• EXTRACTED MATERIAL:
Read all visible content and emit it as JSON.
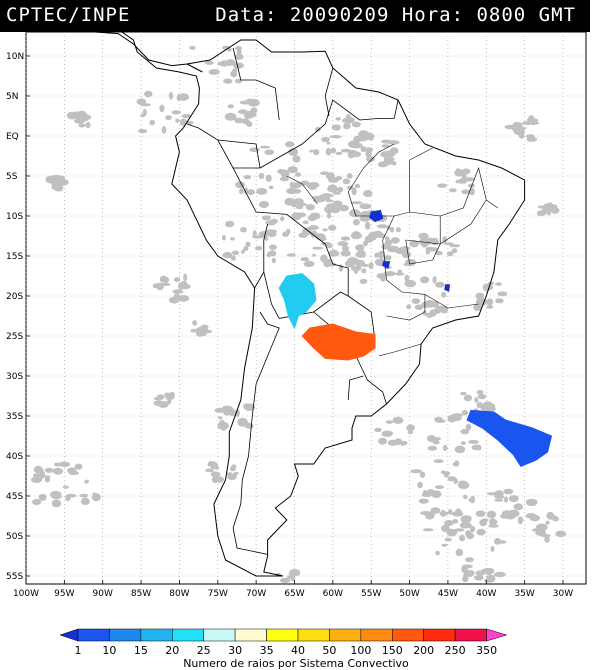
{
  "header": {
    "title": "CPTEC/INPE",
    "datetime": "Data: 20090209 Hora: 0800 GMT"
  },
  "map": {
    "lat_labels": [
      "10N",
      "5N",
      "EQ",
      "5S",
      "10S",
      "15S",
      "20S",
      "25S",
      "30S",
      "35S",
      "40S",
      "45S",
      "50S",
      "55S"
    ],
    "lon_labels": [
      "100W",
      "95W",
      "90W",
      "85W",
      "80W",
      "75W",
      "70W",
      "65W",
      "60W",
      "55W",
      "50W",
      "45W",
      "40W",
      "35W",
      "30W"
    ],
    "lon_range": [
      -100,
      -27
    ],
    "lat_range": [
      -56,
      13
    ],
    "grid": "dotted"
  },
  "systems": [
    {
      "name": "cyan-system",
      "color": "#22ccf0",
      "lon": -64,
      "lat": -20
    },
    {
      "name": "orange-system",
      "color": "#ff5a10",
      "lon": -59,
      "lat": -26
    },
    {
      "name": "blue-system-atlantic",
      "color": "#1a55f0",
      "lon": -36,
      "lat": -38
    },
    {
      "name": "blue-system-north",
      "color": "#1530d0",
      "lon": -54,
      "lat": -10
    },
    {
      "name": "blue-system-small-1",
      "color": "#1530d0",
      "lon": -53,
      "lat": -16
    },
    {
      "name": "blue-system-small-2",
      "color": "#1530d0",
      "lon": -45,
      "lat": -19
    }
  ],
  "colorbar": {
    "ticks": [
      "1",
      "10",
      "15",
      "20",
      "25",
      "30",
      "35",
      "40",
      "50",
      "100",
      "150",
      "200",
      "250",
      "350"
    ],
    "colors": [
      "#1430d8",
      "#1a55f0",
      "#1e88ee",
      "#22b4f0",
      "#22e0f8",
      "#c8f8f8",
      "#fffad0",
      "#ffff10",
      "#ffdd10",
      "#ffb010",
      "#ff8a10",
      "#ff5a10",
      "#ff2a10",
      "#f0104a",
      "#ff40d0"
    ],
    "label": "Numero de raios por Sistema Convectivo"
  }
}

• AIM OF THE TASK: Every record above should come back exactly, but without its pictures.

• ANSWER:
Read all visible content and emit it as JSON.
{
  "header": {
    "title": "CPTEC/INPE",
    "datetime": "Data: 20090209 Hora: 0800 GMT"
  },
  "map": {
    "lat_labels": [
      "10N",
      "5N",
      "EQ",
      "5S",
      "10S",
      "15S",
      "20S",
      "25S",
      "30S",
      "35S",
      "40S",
      "45S",
      "50S",
      "55S"
    ],
    "lon_labels": [
      "100W",
      "95W",
      "90W",
      "85W",
      "80W",
      "75W",
      "70W",
      "65W",
      "60W",
      "55W",
      "50W",
      "45W",
      "40W",
      "35W",
      "30W"
    ],
    "lon_range": [
      -100,
      -27
    ],
    "lat_range": [
      -56,
      13
    ],
    "grid": "dotted"
  },
  "systems": [
    {
      "name": "cyan-system",
      "color": "#22ccf0",
      "lon": -64,
      "lat": -20
    },
    {
      "name": "orange-system",
      "color": "#ff5a10",
      "lon": -59,
      "lat": -26
    },
    {
      "name": "blue-system-atlantic",
      "color": "#1a55f0",
      "lon": -36,
      "lat": -38
    },
    {
      "name": "blue-system-north",
      "color": "#1530d0",
      "lon": -54,
      "lat": -10
    },
    {
      "name": "blue-system-small-1",
      "color": "#1530d0",
      "lon": -53,
      "lat": -16
    },
    {
      "name": "blue-system-small-2",
      "color": "#1530d0",
      "lon": -45,
      "lat": -19
    }
  ],
  "colorbar": {
    "ticks": [
      "1",
      "10",
      "15",
      "20",
      "25",
      "30",
      "35",
      "40",
      "50",
      "100",
      "150",
      "200",
      "250",
      "350"
    ],
    "colors": [
      "#1430d8",
      "#1a55f0",
      "#1e88ee",
      "#22b4f0",
      "#22e0f8",
      "#c8f8f8",
      "#fffad0",
      "#ffff10",
      "#ffdd10",
      "#ffb010",
      "#ff8a10",
      "#ff5a10",
      "#ff2a10",
      "#f0104a",
      "#ff40d0"
    ],
    "label": "Numero de raios por Sistema Convectivo"
  }
}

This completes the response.